Work to complete:
Reproduce the lines of the material exactly, excluding every image.

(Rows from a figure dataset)
-=-=-=-=-

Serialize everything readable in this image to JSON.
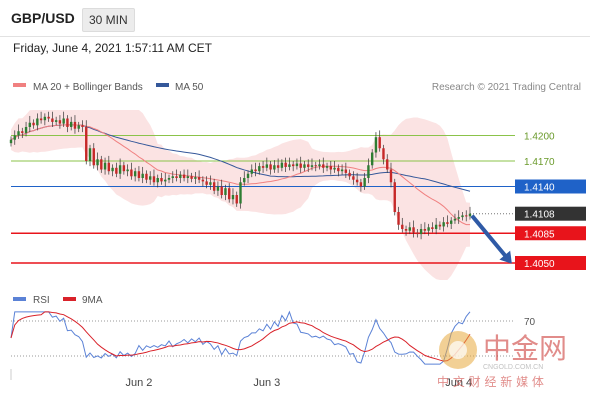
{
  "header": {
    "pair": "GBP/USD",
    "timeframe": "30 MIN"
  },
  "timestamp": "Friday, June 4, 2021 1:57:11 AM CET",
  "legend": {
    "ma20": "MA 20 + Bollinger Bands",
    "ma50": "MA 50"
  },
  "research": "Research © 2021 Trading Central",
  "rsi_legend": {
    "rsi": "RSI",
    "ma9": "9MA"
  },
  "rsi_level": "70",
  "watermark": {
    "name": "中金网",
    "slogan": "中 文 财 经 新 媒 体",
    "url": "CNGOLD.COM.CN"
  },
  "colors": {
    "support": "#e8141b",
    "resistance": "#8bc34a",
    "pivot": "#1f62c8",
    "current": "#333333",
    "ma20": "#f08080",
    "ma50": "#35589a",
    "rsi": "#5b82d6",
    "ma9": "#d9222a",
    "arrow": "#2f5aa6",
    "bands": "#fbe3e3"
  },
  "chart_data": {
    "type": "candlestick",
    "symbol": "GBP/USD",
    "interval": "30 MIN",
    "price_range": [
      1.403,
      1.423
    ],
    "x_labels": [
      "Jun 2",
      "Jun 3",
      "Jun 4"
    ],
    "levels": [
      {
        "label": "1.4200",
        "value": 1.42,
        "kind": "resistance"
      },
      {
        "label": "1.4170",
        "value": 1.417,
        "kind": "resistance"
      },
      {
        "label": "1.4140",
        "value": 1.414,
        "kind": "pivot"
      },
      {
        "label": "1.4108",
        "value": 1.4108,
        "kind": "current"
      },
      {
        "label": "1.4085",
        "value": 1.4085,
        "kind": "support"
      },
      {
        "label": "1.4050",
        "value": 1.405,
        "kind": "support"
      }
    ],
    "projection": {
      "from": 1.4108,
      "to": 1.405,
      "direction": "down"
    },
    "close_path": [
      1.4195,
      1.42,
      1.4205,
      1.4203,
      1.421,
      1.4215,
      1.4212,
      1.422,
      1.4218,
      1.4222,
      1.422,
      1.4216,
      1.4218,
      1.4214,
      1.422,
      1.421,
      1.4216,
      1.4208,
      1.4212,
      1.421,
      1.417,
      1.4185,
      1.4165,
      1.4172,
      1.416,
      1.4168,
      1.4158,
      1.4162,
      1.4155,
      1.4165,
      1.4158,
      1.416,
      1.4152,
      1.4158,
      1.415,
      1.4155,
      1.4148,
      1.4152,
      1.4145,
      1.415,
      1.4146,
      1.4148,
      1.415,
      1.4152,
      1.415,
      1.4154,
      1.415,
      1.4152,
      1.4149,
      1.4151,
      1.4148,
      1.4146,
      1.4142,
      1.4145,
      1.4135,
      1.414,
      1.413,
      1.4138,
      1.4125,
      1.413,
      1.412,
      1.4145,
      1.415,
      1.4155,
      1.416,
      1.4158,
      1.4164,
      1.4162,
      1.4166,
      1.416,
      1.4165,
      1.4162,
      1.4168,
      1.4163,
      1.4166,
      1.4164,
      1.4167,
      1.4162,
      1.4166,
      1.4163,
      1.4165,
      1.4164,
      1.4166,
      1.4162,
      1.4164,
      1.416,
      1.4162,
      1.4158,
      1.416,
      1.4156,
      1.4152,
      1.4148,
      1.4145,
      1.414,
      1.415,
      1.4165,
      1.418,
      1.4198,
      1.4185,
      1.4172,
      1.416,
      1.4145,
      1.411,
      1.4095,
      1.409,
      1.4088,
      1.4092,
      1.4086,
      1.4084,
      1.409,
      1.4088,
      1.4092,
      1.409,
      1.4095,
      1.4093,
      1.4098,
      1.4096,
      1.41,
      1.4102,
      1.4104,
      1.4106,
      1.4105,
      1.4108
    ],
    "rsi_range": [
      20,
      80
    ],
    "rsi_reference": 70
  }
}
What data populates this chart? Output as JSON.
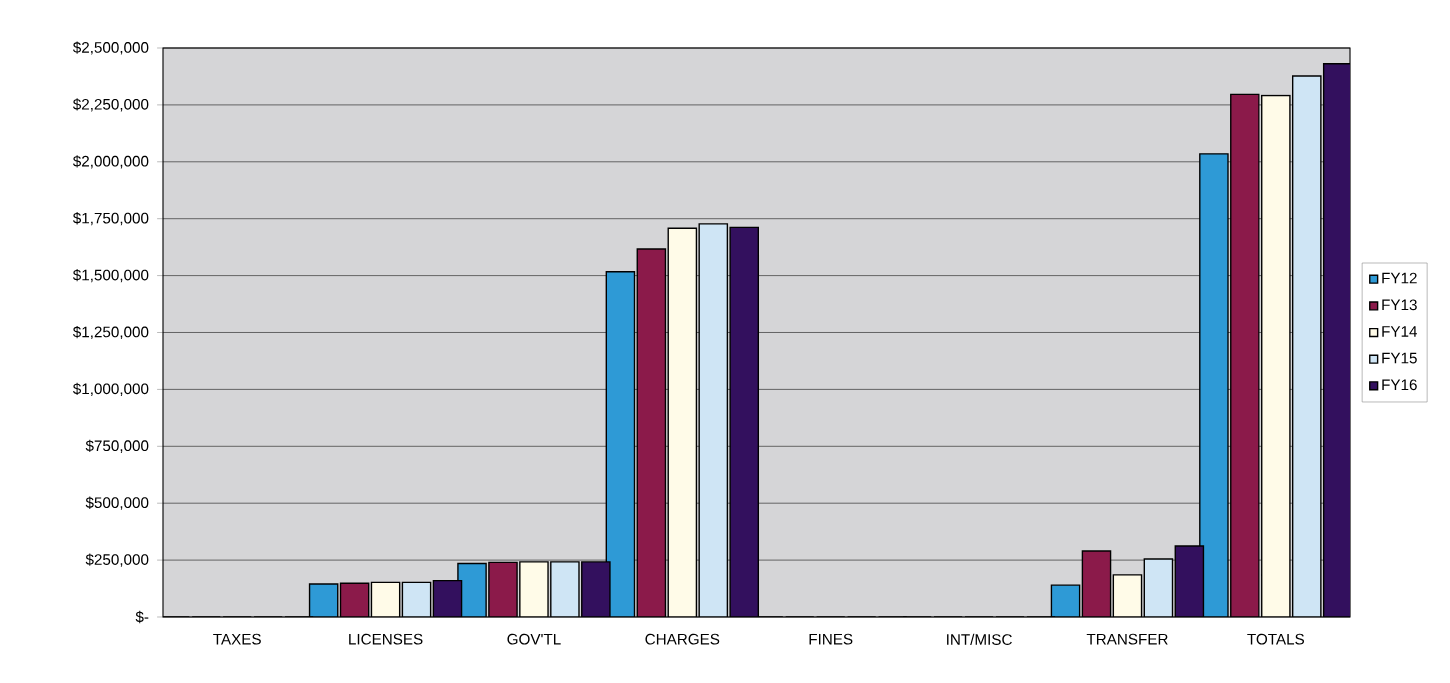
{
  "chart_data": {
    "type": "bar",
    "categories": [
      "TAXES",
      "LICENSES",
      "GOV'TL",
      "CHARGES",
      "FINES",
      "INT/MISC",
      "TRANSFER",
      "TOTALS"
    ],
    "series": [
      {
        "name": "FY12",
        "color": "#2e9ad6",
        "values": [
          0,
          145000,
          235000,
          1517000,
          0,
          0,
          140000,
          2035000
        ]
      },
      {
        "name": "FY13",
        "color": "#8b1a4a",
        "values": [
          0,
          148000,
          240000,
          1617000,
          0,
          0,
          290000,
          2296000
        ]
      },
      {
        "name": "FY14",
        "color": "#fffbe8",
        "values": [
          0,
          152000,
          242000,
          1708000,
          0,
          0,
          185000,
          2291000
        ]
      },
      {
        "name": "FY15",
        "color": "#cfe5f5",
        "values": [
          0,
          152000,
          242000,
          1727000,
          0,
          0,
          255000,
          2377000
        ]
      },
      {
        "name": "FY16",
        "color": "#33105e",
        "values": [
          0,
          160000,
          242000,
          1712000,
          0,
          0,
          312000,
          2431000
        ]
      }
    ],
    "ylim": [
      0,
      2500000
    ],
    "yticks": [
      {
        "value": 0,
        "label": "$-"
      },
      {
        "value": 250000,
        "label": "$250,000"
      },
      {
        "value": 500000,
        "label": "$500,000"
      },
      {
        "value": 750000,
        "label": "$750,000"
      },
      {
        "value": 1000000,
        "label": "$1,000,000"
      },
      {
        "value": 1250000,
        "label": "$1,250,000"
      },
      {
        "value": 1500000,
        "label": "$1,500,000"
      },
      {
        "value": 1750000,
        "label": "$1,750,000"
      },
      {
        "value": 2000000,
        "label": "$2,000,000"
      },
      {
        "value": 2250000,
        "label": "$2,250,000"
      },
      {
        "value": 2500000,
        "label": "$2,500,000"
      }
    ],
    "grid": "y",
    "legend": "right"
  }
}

-=-=-=-=-

Problem solution:
Serialize everything readable in this image to JSON.
{
  "header": {
    "pair": "GBP/USD",
    "timeframe": "30 MIN"
  },
  "timestamp": "Friday, June 4, 2021 1:57:11 AM CET",
  "legend": {
    "ma20": "MA 20 + Bollinger Bands",
    "ma50": "MA 50"
  },
  "research": "Research © 2021 Trading Central",
  "rsi_legend": {
    "rsi": "RSI",
    "ma9": "9MA"
  },
  "rsi_level": "70",
  "watermark": {
    "name": "中金网",
    "slogan": "中 文 财 经 新 媒 体",
    "url": "CNGOLD.COM.CN"
  },
  "colors": {
    "support": "#e8141b",
    "resistance": "#8bc34a",
    "pivot": "#1f62c8",
    "current": "#333333",
    "ma20": "#f08080",
    "ma50": "#35589a",
    "rsi": "#5b82d6",
    "ma9": "#d9222a",
    "arrow": "#2f5aa6",
    "bands": "#fbe3e3"
  },
  "chart_data": {
    "type": "candlestick",
    "symbol": "GBP/USD",
    "interval": "30 MIN",
    "price_range": [
      1.403,
      1.423
    ],
    "x_labels": [
      "Jun 2",
      "Jun 3",
      "Jun 4"
    ],
    "levels": [
      {
        "label": "1.4200",
        "value": 1.42,
        "kind": "resistance"
      },
      {
        "label": "1.4170",
        "value": 1.417,
        "kind": "resistance"
      },
      {
        "label": "1.4140",
        "value": 1.414,
        "kind": "pivot"
      },
      {
        "label": "1.4108",
        "value": 1.4108,
        "kind": "current"
      },
      {
        "label": "1.4085",
        "value": 1.4085,
        "kind": "support"
      },
      {
        "label": "1.4050",
        "value": 1.405,
        "kind": "support"
      }
    ],
    "projection": {
      "from": 1.4108,
      "to": 1.405,
      "direction": "down"
    },
    "close_path": [
      1.4195,
      1.42,
      1.4205,
      1.4203,
      1.421,
      1.4215,
      1.4212,
      1.422,
      1.4218,
      1.4222,
      1.422,
      1.4216,
      1.4218,
      1.4214,
      1.422,
      1.421,
      1.4216,
      1.4208,
      1.4212,
      1.421,
      1.417,
      1.4185,
      1.4165,
      1.4172,
      1.416,
      1.4168,
      1.4158,
      1.4162,
      1.4155,
      1.4165,
      1.4158,
      1.416,
      1.4152,
      1.4158,
      1.415,
      1.4155,
      1.4148,
      1.4152,
      1.4145,
      1.415,
      1.4146,
      1.4148,
      1.415,
      1.4152,
      1.415,
      1.4154,
      1.415,
      1.4152,
      1.4149,
      1.4151,
      1.4148,
      1.4146,
      1.4142,
      1.4145,
      1.4135,
      1.414,
      1.413,
      1.4138,
      1.4125,
      1.413,
      1.412,
      1.4145,
      1.415,
      1.4155,
      1.416,
      1.4158,
      1.4164,
      1.4162,
      1.4166,
      1.416,
      1.4165,
      1.4162,
      1.4168,
      1.4163,
      1.4166,
      1.4164,
      1.4167,
      1.4162,
      1.4166,
      1.4163,
      1.4165,
      1.4164,
      1.4166,
      1.4162,
      1.4164,
      1.416,
      1.4162,
      1.4158,
      1.416,
      1.4156,
      1.4152,
      1.4148,
      1.4145,
      1.414,
      1.415,
      1.4165,
      1.418,
      1.4198,
      1.4185,
      1.4172,
      1.416,
      1.4145,
      1.411,
      1.4095,
      1.409,
      1.4088,
      1.4092,
      1.4086,
      1.4084,
      1.409,
      1.4088,
      1.4092,
      1.409,
      1.4095,
      1.4093,
      1.4098,
      1.4096,
      1.41,
      1.4102,
      1.4104,
      1.4106,
      1.4105,
      1.4108
    ],
    "rsi_range": [
      20,
      80
    ],
    "rsi_reference": 70
  }
}
What data populates this chart? Output as JSON.
{
  "chart_data": {
    "type": "bar",
    "categories": [
      "TAXES",
      "LICENSES",
      "GOV'TL",
      "CHARGES",
      "FINES",
      "INT/MISC",
      "TRANSFER",
      "TOTALS"
    ],
    "series": [
      {
        "name": "FY12",
        "color": "#2e9ad6",
        "values": [
          0,
          145000,
          235000,
          1517000,
          0,
          0,
          140000,
          2035000
        ]
      },
      {
        "name": "FY13",
        "color": "#8b1a4a",
        "values": [
          0,
          148000,
          240000,
          1617000,
          0,
          0,
          290000,
          2296000
        ]
      },
      {
        "name": "FY14",
        "color": "#fffbe8",
        "values": [
          0,
          152000,
          242000,
          1708000,
          0,
          0,
          185000,
          2291000
        ]
      },
      {
        "name": "FY15",
        "color": "#cfe5f5",
        "values": [
          0,
          152000,
          242000,
          1727000,
          0,
          0,
          255000,
          2377000
        ]
      },
      {
        "name": "FY16",
        "color": "#33105e",
        "values": [
          0,
          160000,
          242000,
          1712000,
          0,
          0,
          312000,
          2431000
        ]
      }
    ],
    "ylim": [
      0,
      2500000
    ],
    "yticks": [
      {
        "value": 0,
        "label": "$-"
      },
      {
        "value": 250000,
        "label": "$250,000"
      },
      {
        "value": 500000,
        "label": "$500,000"
      },
      {
        "value": 750000,
        "label": "$750,000"
      },
      {
        "value": 1000000,
        "label": "$1,000,000"
      },
      {
        "value": 1250000,
        "label": "$1,250,000"
      },
      {
        "value": 1500000,
        "label": "$1,500,000"
      },
      {
        "value": 1750000,
        "label": "$1,750,000"
      },
      {
        "value": 2000000,
        "label": "$2,000,000"
      },
      {
        "value": 2250000,
        "label": "$2,250,000"
      },
      {
        "value": 2500000,
        "label": "$2,500,000"
      }
    ],
    "grid": "y",
    "legend": "right"
  }
}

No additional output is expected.